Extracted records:
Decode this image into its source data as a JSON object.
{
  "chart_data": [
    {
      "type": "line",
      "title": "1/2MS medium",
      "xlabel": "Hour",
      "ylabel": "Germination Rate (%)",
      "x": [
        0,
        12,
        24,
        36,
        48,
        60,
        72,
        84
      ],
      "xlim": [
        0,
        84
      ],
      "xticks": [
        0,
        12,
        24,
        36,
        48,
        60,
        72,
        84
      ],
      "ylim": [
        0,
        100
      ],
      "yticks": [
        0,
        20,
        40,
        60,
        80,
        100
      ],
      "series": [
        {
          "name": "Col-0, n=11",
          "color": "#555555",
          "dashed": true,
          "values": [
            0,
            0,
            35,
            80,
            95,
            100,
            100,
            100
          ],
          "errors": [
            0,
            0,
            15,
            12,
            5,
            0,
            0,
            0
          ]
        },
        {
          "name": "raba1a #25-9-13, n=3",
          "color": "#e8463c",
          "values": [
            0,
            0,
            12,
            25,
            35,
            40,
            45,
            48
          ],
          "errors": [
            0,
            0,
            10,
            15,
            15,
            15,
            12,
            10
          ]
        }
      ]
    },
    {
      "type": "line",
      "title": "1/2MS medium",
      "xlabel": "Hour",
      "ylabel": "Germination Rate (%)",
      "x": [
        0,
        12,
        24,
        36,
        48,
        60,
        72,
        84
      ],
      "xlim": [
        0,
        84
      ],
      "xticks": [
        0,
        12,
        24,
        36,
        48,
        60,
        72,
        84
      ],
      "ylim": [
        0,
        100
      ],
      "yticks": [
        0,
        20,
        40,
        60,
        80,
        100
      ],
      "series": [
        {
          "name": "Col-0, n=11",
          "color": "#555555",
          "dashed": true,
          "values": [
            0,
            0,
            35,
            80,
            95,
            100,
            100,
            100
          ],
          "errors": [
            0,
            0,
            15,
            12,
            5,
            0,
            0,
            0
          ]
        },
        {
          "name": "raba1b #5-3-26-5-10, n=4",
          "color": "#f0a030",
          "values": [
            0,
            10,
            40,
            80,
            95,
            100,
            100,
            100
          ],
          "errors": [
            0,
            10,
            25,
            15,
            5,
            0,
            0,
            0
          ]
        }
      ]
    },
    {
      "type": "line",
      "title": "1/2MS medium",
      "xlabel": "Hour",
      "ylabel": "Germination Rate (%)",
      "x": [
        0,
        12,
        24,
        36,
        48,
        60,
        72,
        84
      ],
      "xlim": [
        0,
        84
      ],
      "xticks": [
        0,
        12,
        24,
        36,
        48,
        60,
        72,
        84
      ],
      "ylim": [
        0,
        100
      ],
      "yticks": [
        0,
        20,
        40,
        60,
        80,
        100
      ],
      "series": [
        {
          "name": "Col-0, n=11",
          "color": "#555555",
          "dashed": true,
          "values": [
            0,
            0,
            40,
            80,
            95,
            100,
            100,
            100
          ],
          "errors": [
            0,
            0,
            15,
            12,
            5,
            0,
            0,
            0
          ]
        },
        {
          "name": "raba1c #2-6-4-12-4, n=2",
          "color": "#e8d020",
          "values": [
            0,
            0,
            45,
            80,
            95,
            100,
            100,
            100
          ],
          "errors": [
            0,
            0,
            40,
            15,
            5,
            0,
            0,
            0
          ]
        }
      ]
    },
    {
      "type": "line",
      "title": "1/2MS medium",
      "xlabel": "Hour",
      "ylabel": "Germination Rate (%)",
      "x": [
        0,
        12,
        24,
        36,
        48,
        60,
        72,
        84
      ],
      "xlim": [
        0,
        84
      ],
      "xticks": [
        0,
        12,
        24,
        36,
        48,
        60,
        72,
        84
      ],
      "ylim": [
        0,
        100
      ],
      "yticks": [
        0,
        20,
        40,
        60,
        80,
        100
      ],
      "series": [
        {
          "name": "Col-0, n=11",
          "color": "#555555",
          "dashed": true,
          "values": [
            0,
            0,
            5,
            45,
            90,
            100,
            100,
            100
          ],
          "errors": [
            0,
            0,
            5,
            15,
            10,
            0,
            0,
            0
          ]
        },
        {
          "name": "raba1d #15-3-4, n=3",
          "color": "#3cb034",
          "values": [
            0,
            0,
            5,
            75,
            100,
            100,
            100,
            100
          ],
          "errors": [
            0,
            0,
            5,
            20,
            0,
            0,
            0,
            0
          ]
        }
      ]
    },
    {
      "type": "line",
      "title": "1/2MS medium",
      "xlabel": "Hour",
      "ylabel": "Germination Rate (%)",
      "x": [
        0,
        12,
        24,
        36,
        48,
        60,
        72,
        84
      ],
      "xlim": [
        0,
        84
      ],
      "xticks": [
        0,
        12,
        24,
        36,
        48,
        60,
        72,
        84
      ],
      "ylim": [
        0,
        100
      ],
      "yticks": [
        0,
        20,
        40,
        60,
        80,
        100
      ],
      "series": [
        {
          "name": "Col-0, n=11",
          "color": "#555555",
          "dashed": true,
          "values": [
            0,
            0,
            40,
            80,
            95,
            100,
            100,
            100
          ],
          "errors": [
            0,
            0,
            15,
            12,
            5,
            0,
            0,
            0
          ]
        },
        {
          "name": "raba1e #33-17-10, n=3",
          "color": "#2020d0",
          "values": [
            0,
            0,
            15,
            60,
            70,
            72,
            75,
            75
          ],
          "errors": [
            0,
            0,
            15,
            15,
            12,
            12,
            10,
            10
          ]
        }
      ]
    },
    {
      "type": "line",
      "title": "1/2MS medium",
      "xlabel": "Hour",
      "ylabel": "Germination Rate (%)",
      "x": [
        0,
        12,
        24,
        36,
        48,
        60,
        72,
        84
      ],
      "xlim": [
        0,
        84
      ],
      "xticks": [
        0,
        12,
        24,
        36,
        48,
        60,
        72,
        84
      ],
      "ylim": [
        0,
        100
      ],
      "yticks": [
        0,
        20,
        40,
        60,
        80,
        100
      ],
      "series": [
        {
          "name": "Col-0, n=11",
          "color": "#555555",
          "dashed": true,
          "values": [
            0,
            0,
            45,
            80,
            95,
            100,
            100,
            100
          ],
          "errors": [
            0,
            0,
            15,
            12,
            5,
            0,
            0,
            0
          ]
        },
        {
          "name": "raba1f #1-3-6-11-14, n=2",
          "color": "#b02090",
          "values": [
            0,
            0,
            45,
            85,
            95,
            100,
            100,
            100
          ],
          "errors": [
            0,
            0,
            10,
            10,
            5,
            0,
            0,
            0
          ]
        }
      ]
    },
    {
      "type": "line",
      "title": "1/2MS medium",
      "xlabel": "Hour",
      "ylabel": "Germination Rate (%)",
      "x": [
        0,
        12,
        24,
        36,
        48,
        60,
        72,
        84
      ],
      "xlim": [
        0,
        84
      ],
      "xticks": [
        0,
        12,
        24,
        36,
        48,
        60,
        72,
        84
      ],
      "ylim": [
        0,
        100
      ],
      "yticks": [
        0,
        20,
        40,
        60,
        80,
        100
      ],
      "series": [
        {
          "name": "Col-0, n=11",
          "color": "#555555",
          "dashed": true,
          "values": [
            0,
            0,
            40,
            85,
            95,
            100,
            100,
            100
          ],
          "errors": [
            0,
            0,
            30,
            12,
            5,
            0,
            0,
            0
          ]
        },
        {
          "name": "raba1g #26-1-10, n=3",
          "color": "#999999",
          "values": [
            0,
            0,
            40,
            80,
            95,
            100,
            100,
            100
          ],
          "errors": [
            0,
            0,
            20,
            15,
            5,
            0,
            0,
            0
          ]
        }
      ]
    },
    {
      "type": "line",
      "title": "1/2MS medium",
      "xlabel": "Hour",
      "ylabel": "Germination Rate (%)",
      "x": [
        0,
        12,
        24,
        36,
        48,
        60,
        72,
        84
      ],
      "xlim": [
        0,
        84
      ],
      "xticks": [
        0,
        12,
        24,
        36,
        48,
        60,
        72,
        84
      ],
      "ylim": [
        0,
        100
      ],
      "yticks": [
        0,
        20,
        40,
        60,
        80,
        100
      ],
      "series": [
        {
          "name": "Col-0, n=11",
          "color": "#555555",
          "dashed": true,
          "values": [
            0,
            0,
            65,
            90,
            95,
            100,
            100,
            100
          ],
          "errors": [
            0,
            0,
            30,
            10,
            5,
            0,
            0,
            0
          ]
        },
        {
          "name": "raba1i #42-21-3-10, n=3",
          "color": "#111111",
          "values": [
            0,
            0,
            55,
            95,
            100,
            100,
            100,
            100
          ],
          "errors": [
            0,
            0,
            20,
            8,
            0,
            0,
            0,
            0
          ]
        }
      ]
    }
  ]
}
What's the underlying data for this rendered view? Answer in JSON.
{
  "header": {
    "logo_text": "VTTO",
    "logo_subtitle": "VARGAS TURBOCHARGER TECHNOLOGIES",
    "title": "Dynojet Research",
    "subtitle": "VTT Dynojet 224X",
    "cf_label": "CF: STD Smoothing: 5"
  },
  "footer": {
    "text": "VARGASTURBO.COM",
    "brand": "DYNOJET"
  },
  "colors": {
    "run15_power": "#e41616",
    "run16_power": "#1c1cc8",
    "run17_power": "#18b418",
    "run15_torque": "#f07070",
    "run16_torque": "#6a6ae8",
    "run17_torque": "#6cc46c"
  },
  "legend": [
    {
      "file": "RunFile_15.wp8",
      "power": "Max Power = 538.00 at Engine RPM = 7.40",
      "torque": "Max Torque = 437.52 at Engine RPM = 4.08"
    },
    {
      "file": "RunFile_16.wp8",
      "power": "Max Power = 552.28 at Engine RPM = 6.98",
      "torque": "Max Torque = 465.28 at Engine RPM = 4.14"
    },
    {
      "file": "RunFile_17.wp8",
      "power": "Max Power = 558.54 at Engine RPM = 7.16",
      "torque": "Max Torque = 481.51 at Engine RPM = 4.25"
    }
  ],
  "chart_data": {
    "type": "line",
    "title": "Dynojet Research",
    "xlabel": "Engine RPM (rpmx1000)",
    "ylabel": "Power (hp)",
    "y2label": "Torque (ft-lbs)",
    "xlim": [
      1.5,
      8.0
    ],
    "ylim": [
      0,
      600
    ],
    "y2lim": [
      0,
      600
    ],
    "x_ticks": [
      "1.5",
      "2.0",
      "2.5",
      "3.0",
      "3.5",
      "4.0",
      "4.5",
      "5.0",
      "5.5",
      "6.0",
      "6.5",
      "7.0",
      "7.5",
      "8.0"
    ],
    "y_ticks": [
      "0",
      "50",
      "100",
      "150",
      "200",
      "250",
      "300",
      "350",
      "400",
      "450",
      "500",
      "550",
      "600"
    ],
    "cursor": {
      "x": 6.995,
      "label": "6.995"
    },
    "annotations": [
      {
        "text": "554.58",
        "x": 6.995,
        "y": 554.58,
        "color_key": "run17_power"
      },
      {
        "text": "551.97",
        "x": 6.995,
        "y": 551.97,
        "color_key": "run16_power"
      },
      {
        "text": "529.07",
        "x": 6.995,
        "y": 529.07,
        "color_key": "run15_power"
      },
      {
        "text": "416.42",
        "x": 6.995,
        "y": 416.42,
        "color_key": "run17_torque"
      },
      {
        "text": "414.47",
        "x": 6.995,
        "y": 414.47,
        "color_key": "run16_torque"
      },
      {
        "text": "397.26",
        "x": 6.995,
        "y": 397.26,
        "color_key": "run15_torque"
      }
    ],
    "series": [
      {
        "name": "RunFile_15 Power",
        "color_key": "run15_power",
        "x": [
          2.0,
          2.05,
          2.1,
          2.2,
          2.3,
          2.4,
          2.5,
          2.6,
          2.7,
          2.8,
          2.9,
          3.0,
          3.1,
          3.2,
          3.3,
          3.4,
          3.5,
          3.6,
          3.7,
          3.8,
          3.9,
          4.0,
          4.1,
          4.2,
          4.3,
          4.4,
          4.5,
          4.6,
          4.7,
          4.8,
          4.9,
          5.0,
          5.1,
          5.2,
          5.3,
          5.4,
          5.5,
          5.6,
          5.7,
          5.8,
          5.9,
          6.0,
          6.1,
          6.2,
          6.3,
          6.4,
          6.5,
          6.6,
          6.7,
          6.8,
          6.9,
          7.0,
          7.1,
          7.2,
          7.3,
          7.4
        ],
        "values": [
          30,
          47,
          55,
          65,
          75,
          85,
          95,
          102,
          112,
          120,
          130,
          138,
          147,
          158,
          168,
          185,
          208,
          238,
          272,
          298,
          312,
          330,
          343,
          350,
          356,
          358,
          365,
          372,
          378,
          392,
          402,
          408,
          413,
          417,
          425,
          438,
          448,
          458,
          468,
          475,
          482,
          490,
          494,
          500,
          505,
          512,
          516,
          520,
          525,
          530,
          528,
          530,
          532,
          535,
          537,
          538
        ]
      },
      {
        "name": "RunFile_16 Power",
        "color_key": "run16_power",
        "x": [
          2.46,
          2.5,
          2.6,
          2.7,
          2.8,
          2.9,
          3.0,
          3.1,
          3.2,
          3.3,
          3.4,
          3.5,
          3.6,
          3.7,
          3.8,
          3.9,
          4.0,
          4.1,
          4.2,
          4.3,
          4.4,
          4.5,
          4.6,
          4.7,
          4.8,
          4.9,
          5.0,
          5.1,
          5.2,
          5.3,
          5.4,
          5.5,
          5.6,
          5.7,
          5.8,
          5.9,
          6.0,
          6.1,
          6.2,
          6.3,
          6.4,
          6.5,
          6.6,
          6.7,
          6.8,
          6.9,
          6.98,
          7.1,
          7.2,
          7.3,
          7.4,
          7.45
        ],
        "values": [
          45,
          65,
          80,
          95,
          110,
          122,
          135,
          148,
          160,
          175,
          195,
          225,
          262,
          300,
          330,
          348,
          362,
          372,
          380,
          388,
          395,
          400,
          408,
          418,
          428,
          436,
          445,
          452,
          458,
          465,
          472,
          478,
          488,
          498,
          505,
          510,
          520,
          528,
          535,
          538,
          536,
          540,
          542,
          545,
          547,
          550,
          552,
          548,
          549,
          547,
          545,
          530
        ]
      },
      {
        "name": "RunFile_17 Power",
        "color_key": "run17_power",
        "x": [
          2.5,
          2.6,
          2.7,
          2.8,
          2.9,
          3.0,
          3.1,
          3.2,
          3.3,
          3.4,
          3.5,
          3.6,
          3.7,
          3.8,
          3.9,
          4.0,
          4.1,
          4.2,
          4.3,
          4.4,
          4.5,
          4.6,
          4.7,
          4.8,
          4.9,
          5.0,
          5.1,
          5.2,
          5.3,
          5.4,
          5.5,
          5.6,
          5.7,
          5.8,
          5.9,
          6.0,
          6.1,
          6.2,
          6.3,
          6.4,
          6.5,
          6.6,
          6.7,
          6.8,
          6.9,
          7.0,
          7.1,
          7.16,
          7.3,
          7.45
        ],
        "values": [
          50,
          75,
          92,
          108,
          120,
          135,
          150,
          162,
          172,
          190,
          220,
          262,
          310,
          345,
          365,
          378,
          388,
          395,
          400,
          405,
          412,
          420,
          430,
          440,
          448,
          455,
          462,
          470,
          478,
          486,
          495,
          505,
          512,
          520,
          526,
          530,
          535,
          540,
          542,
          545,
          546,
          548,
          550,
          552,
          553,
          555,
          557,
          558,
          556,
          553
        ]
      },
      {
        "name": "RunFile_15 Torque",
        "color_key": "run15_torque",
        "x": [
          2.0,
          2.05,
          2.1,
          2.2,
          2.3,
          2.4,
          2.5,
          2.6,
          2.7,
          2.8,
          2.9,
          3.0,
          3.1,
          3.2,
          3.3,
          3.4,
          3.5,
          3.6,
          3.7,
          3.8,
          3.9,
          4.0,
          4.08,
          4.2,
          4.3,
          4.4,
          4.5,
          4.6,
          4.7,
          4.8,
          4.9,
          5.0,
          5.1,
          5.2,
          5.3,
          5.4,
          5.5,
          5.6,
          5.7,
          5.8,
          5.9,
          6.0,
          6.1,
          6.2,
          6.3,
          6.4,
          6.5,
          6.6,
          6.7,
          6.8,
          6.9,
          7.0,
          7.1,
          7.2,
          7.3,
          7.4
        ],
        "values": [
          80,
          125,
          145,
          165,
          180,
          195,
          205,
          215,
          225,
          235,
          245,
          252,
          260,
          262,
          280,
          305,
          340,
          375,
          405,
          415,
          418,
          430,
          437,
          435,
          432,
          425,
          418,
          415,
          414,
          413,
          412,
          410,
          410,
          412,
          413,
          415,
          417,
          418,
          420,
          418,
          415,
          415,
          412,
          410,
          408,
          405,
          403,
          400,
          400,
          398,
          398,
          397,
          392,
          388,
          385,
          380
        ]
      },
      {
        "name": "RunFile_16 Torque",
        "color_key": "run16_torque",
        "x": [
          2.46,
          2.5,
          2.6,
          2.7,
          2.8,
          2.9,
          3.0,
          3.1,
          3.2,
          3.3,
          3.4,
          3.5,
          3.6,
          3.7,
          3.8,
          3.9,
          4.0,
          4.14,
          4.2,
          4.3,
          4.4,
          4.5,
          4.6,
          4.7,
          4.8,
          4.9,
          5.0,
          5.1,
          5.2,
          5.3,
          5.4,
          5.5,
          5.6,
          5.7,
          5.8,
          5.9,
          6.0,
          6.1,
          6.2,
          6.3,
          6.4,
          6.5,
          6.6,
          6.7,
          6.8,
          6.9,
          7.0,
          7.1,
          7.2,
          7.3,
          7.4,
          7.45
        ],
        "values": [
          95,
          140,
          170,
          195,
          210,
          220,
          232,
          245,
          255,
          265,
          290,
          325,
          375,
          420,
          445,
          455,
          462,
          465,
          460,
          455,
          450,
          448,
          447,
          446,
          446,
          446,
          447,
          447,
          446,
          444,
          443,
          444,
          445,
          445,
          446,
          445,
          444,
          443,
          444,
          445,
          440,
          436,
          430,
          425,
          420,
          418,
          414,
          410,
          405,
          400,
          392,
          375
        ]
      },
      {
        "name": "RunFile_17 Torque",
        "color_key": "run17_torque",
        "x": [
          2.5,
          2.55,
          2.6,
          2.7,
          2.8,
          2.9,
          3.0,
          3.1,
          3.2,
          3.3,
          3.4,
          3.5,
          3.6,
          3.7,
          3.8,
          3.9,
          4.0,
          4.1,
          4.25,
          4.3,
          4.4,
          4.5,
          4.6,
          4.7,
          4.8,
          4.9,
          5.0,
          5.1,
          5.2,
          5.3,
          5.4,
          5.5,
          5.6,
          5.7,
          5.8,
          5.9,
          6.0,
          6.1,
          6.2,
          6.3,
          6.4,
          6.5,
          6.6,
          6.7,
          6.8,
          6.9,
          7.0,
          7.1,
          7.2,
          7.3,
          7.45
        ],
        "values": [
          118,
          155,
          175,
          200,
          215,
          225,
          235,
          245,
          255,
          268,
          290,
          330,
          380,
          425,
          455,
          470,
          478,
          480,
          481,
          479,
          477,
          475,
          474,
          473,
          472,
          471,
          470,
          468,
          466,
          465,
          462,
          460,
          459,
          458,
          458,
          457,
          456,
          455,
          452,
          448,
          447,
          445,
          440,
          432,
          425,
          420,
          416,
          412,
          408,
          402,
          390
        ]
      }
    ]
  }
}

* WHAT TO DO
Look through the entries above; copy each line where the string "Engine" appears.

* TASK RESPONSE
      "power": "Max Power = 538.00 at Engine RPM = 7.40",
      "torque": "Max Torque = 437.52 at Engine RPM = 4.08"
      "power": "Max Power = 552.28 at Engine RPM = 6.98",
      "torque": "Max Torque = 465.28 at Engine RPM = 4.14"
      "power": "Max Power = 558.54 at Engine RPM = 7.16",
      "torque": "Max Torque = 481.51 at Engine RPM = 4.25"
    "xlabel": "Engine RPM (rpmx1000)",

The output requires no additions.